» **SHORT EXERCISE**: Reproduce all of the data exactly, with no line skipped.

» **RECORDS PROVIDED**:
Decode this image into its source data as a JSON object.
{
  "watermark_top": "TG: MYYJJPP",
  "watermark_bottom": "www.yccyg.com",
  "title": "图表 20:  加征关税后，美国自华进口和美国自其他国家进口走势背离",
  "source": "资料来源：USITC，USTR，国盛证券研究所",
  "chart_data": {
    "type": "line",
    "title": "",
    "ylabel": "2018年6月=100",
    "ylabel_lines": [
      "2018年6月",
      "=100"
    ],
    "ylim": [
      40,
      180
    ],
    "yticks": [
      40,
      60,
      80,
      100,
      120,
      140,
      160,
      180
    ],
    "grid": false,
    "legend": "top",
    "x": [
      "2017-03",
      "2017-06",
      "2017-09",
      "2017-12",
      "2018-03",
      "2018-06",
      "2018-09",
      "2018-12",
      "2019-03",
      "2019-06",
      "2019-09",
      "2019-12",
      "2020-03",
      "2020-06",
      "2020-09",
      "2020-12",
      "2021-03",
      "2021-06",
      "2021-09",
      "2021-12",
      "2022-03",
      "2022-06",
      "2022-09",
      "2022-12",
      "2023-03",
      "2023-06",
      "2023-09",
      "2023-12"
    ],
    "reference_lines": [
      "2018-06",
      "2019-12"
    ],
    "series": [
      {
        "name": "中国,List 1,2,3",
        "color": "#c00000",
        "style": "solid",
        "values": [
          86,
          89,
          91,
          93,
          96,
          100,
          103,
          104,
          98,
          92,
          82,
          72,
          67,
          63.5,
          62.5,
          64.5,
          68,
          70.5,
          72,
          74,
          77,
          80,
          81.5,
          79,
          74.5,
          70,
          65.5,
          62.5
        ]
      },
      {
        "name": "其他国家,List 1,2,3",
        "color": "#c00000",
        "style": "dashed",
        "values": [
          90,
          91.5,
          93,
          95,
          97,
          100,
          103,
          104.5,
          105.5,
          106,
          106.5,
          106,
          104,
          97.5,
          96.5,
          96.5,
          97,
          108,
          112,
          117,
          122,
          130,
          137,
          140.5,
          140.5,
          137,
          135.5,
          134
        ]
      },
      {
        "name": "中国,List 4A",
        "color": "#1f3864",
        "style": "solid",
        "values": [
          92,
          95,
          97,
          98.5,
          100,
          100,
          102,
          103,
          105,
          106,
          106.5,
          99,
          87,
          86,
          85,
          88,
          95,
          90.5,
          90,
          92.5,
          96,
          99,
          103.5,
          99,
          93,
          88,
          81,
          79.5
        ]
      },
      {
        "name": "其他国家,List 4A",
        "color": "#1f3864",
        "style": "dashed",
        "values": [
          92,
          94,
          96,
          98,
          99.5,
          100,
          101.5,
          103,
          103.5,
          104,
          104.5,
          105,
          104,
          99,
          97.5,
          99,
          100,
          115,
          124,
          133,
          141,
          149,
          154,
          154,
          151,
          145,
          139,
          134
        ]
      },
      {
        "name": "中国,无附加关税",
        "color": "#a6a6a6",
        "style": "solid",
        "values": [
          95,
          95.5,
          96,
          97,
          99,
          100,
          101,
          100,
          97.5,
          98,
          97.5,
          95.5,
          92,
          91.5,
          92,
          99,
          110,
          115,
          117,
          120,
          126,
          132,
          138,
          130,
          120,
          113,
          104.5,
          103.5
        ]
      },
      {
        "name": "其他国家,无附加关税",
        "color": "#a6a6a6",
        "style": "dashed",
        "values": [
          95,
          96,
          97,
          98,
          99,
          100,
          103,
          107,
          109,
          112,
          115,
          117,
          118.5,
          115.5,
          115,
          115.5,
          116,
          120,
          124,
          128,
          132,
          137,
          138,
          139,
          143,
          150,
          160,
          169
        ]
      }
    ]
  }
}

» **EXERCISE SOLUTION**:
Decode this image into its source data as a JSON object.
{
  "watermark_top": "TG: MYYJJPP",
  "watermark_bottom": "www.yccyg.com",
  "title": "图表 20:  加征关税后，美国自华进口和美国自其他国家进口走势背离",
  "source": "资料来源：USITC，USTR，国盛证券研究所",
  "chart_data": {
    "type": "line",
    "title": "",
    "ylabel": "2018年6月=100",
    "ylabel_lines": [
      "2018年6月",
      "=100"
    ],
    "ylim": [
      40,
      180
    ],
    "yticks": [
      40,
      60,
      80,
      100,
      120,
      140,
      160,
      180
    ],
    "grid": false,
    "legend": "top",
    "x": [
      "2017-03",
      "2017-06",
      "2017-09",
      "2017-12",
      "2018-03",
      "2018-06",
      "2018-09",
      "2018-12",
      "2019-03",
      "2019-06",
      "2019-09",
      "2019-12",
      "2020-03",
      "2020-06",
      "2020-09",
      "2020-12",
      "2021-03",
      "2021-06",
      "2021-09",
      "2021-12",
      "2022-03",
      "2022-06",
      "2022-09",
      "2022-12",
      "2023-03",
      "2023-06",
      "2023-09",
      "2023-12"
    ],
    "reference_lines": [
      "2018-06",
      "2019-12"
    ],
    "series": [
      {
        "name": "中国,List 1,2,3",
        "color": "#c00000",
        "style": "solid",
        "values": [
          86,
          89,
          91,
          93,
          96,
          100,
          103,
          104,
          98,
          92,
          82,
          72,
          67,
          63.5,
          62.5,
          64.5,
          68,
          70.5,
          72,
          74,
          77,
          80,
          81.5,
          79,
          74.5,
          70,
          65.5,
          62.5
        ]
      },
      {
        "name": "其他国家,List 1,2,3",
        "color": "#c00000",
        "style": "dashed",
        "values": [
          90,
          91.5,
          93,
          95,
          97,
          100,
          103,
          104.5,
          105.5,
          106,
          106.5,
          106,
          104,
          97.5,
          96.5,
          96.5,
          97,
          108,
          112,
          117,
          122,
          130,
          137,
          140.5,
          140.5,
          137,
          135.5,
          134
        ]
      },
      {
        "name": "中国,List 4A",
        "color": "#1f3864",
        "style": "solid",
        "values": [
          92,
          95,
          97,
          98.5,
          100,
          100,
          102,
          103,
          105,
          106,
          106.5,
          99,
          87,
          86,
          85,
          88,
          95,
          90.5,
          90,
          92.5,
          96,
          99,
          103.5,
          99,
          93,
          88,
          81,
          79.5
        ]
      },
      {
        "name": "其他国家,List 4A",
        "color": "#1f3864",
        "style": "dashed",
        "values": [
          92,
          94,
          96,
          98,
          99.5,
          100,
          101.5,
          103,
          103.5,
          104,
          104.5,
          105,
          104,
          99,
          97.5,
          99,
          100,
          115,
          124,
          133,
          141,
          149,
          154,
          154,
          151,
          145,
          139,
          134
        ]
      },
      {
        "name": "中国,无附加关税",
        "color": "#a6a6a6",
        "style": "solid",
        "values": [
          95,
          95.5,
          96,
          97,
          99,
          100,
          101,
          100,
          97.5,
          98,
          97.5,
          95.5,
          92,
          91.5,
          92,
          99,
          110,
          115,
          117,
          120,
          126,
          132,
          138,
          130,
          120,
          113,
          104.5,
          103.5
        ]
      },
      {
        "name": "其他国家,无附加关税",
        "color": "#a6a6a6",
        "style": "dashed",
        "values": [
          95,
          96,
          97,
          98,
          99,
          100,
          103,
          107,
          109,
          112,
          115,
          117,
          118.5,
          115.5,
          115,
          115.5,
          116,
          120,
          124,
          128,
          132,
          137,
          138,
          139,
          143,
          150,
          160,
          169
        ]
      }
    ]
  }
}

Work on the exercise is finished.